— BEGIN DATA SECTION —

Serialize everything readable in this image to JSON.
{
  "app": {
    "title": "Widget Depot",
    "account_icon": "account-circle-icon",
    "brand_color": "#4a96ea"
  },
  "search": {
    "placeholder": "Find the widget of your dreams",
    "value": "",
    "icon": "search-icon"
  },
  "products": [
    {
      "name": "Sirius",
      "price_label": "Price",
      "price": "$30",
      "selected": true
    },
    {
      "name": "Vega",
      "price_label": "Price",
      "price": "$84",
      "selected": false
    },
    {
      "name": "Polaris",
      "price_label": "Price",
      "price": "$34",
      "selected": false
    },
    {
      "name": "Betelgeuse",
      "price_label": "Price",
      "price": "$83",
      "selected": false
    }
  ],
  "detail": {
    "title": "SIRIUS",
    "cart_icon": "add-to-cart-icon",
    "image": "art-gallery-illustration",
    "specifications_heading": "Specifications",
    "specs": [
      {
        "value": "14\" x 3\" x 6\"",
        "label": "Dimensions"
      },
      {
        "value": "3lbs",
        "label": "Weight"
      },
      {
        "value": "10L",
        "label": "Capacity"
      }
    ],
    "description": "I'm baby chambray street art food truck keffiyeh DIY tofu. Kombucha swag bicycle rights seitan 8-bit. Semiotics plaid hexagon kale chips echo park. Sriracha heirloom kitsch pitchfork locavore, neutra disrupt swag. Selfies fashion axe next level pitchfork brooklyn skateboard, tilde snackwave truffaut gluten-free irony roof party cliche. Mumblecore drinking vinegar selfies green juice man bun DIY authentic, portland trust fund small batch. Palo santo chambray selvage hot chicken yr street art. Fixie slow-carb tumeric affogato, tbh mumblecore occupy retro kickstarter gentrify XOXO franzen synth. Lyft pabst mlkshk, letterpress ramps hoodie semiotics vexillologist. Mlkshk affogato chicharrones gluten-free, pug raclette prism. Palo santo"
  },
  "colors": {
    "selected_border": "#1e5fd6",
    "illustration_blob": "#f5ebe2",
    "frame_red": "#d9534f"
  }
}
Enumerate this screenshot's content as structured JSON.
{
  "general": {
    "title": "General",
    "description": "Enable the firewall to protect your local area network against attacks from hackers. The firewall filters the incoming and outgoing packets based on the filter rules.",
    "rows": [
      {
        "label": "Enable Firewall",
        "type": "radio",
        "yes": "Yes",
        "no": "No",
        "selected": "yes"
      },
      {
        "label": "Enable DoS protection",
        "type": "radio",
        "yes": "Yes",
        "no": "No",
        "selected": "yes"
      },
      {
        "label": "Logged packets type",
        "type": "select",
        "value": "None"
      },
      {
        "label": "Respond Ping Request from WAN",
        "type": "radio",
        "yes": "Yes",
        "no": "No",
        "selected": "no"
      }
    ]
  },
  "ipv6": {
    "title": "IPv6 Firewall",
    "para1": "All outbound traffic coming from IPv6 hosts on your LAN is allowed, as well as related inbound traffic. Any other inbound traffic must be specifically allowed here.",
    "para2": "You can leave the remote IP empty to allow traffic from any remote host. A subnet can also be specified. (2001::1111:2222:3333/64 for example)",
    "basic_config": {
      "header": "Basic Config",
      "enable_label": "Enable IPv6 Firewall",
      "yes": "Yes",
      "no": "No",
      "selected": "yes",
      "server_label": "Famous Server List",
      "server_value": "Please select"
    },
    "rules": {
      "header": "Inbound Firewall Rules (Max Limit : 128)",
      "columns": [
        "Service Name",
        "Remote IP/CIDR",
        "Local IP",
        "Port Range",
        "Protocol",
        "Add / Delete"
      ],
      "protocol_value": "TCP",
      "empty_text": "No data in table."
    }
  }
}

— END DATA SECTION —

WHAT YOU SHOULD DO:
Set down all of the data above, word for word.

WRITTEN SOLUTION:
Serialize everything readable in this image to JSON.
{
  "app": {
    "title": "Widget Depot",
    "account_icon": "account-circle-icon",
    "brand_color": "#4a96ea"
  },
  "search": {
    "placeholder": "Find the widget of your dreams",
    "value": "",
    "icon": "search-icon"
  },
  "products": [
    {
      "name": "Sirius",
      "price_label": "Price",
      "price": "$30",
      "selected": true
    },
    {
      "name": "Vega",
      "price_label": "Price",
      "price": "$84",
      "selected": false
    },
    {
      "name": "Polaris",
      "price_label": "Price",
      "price": "$34",
      "selected": false
    },
    {
      "name": "Betelgeuse",
      "price_label": "Price",
      "price": "$83",
      "selected": false
    }
  ],
  "detail": {
    "title": "SIRIUS",
    "cart_icon": "add-to-cart-icon",
    "image": "art-gallery-illustration",
    "specifications_heading": "Specifications",
    "specs": [
      {
        "value": "14\" x 3\" x 6\"",
        "label": "Dimensions"
      },
      {
        "value": "3lbs",
        "label": "Weight"
      },
      {
        "value": "10L",
        "label": "Capacity"
      }
    ],
    "description": "I'm baby chambray street art food truck keffiyeh DIY tofu. Kombucha swag bicycle rights seitan 8-bit. Semiotics plaid hexagon kale chips echo park. Sriracha heirloom kitsch pitchfork locavore, neutra disrupt swag. Selfies fashion axe next level pitchfork brooklyn skateboard, tilde snackwave truffaut gluten-free irony roof party cliche. Mumblecore drinking vinegar selfies green juice man bun DIY authentic, portland trust fund small batch. Palo santo chambray selvage hot chicken yr street art. Fixie slow-carb tumeric affogato, tbh mumblecore occupy retro kickstarter gentrify XOXO franzen synth. Lyft pabst mlkshk, letterpress ramps hoodie semiotics vexillologist. Mlkshk affogato chicharrones gluten-free, pug raclette prism. Palo santo"
  },
  "colors": {
    "selected_border": "#1e5fd6",
    "illustration_blob": "#f5ebe2",
    "frame_red": "#d9534f"
  }
}
Enumerate this screenshot's content as structured JSON.
{
  "general": {
    "title": "General",
    "description": "Enable the firewall to protect your local area network against attacks from hackers. The firewall filters the incoming and outgoing packets based on the filter rules.",
    "rows": [
      {
        "label": "Enable Firewall",
        "type": "radio",
        "yes": "Yes",
        "no": "No",
        "selected": "yes"
      },
      {
        "label": "Enable DoS protection",
        "type": "radio",
        "yes": "Yes",
        "no": "No",
        "selected": "yes"
      },
      {
        "label": "Logged packets type",
        "type": "select",
        "value": "None"
      },
      {
        "label": "Respond Ping Request from WAN",
        "type": "radio",
        "yes": "Yes",
        "no": "No",
        "selected": "no"
      }
    ]
  },
  "ipv6": {
    "title": "IPv6 Firewall",
    "para1": "All outbound traffic coming from IPv6 hosts on your LAN is allowed, as well as related inbound traffic. Any other inbound traffic must be specifically allowed here.",
    "para2": "You can leave the remote IP empty to allow traffic from any remote host. A subnet can also be specified. (2001::1111:2222:3333/64 for example)",
    "basic_config": {
      "header": "Basic Config",
      "enable_label": "Enable IPv6 Firewall",
      "yes": "Yes",
      "no": "No",
      "selected": "yes",
      "server_label": "Famous Server List",
      "server_value": "Please select"
    },
    "rules": {
      "header": "Inbound Firewall Rules (Max Limit : 128)",
      "columns": [
        "Service Name",
        "Remote IP/CIDR",
        "Local IP",
        "Port Range",
        "Protocol",
        "Add / Delete"
      ],
      "protocol_value": "TCP",
      "empty_text": "No data in table."
    }
  }
}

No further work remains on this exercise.